── Provided information ──

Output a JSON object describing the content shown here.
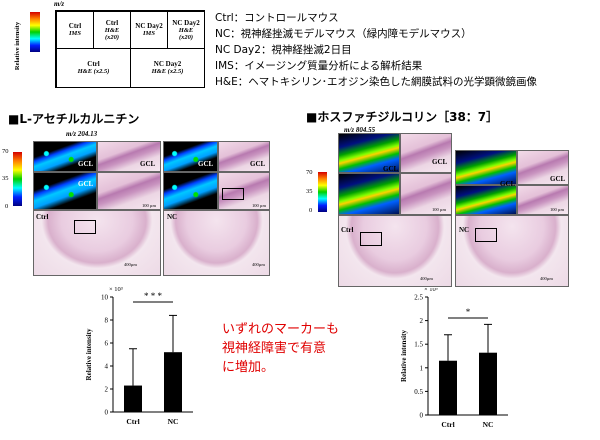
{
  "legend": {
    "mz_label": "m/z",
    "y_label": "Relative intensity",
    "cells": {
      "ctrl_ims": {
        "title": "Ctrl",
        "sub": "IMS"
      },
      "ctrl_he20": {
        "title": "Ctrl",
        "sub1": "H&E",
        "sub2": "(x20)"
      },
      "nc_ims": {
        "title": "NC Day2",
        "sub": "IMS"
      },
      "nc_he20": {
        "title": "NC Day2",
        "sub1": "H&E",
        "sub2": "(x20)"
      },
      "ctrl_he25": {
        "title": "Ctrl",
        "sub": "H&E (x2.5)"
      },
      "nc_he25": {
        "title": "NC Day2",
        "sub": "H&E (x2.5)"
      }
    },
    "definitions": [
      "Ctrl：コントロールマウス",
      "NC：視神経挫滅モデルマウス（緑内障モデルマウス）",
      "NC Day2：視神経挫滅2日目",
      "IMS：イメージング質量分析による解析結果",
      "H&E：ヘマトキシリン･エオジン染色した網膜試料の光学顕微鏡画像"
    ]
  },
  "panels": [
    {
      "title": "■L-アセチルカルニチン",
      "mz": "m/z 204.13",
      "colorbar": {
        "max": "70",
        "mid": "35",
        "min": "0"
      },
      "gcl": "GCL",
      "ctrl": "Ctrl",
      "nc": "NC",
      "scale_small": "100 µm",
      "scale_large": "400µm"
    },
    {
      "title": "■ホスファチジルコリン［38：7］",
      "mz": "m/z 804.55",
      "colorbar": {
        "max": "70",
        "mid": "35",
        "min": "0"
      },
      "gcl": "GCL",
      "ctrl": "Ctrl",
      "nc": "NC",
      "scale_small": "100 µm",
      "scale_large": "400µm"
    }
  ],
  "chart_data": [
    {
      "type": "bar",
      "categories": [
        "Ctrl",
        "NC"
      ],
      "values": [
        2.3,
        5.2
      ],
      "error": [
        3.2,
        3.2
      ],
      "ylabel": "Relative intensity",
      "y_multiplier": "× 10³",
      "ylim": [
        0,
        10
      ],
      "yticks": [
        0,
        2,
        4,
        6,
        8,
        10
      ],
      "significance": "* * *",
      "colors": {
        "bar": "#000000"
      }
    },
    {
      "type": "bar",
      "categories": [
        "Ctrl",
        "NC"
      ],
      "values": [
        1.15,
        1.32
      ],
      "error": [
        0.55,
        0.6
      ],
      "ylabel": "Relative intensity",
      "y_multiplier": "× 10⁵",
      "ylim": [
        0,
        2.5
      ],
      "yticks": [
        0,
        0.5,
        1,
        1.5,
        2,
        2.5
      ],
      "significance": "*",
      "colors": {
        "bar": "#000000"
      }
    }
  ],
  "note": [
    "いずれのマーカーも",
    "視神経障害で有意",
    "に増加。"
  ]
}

───

What is required
Copy the material shown above in full and exactly. Skip the pictures.

The output
Output a JSON object describing the content shown here.
{
  "legend": {
    "mz_label": "m/z",
    "y_label": "Relative intensity",
    "cells": {
      "ctrl_ims": {
        "title": "Ctrl",
        "sub": "IMS"
      },
      "ctrl_he20": {
        "title": "Ctrl",
        "sub1": "H&E",
        "sub2": "(x20)"
      },
      "nc_ims": {
        "title": "NC Day2",
        "sub": "IMS"
      },
      "nc_he20": {
        "title": "NC Day2",
        "sub1": "H&E",
        "sub2": "(x20)"
      },
      "ctrl_he25": {
        "title": "Ctrl",
        "sub": "H&E (x2.5)"
      },
      "nc_he25": {
        "title": "NC Day2",
        "sub": "H&E (x2.5)"
      }
    },
    "definitions": [
      "Ctrl：コントロールマウス",
      "NC：視神経挫滅モデルマウス（緑内障モデルマウス）",
      "NC Day2：視神経挫滅2日目",
      "IMS：イメージング質量分析による解析結果",
      "H&E：ヘマトキシリン･エオジン染色した網膜試料の光学顕微鏡画像"
    ]
  },
  "panels": [
    {
      "title": "■L-アセチルカルニチン",
      "mz": "m/z 204.13",
      "colorbar": {
        "max": "70",
        "mid": "35",
        "min": "0"
      },
      "gcl": "GCL",
      "ctrl": "Ctrl",
      "nc": "NC",
      "scale_small": "100 µm",
      "scale_large": "400µm"
    },
    {
      "title": "■ホスファチジルコリン［38：7］",
      "mz": "m/z 804.55",
      "colorbar": {
        "max": "70",
        "mid": "35",
        "min": "0"
      },
      "gcl": "GCL",
      "ctrl": "Ctrl",
      "nc": "NC",
      "scale_small": "100 µm",
      "scale_large": "400µm"
    }
  ],
  "chart_data": [
    {
      "type": "bar",
      "categories": [
        "Ctrl",
        "NC"
      ],
      "values": [
        2.3,
        5.2
      ],
      "error": [
        3.2,
        3.2
      ],
      "ylabel": "Relative intensity",
      "y_multiplier": "× 10³",
      "ylim": [
        0,
        10
      ],
      "yticks": [
        0,
        2,
        4,
        6,
        8,
        10
      ],
      "significance": "* * *",
      "colors": {
        "bar": "#000000"
      }
    },
    {
      "type": "bar",
      "categories": [
        "Ctrl",
        "NC"
      ],
      "values": [
        1.15,
        1.32
      ],
      "error": [
        0.55,
        0.6
      ],
      "ylabel": "Relative intensity",
      "y_multiplier": "× 10⁵",
      "ylim": [
        0,
        2.5
      ],
      "yticks": [
        0,
        0.5,
        1,
        1.5,
        2,
        2.5
      ],
      "significance": "*",
      "colors": {
        "bar": "#000000"
      }
    }
  ],
  "note": [
    "いずれのマーカーも",
    "視神経障害で有意",
    "に増加。"
  ]
}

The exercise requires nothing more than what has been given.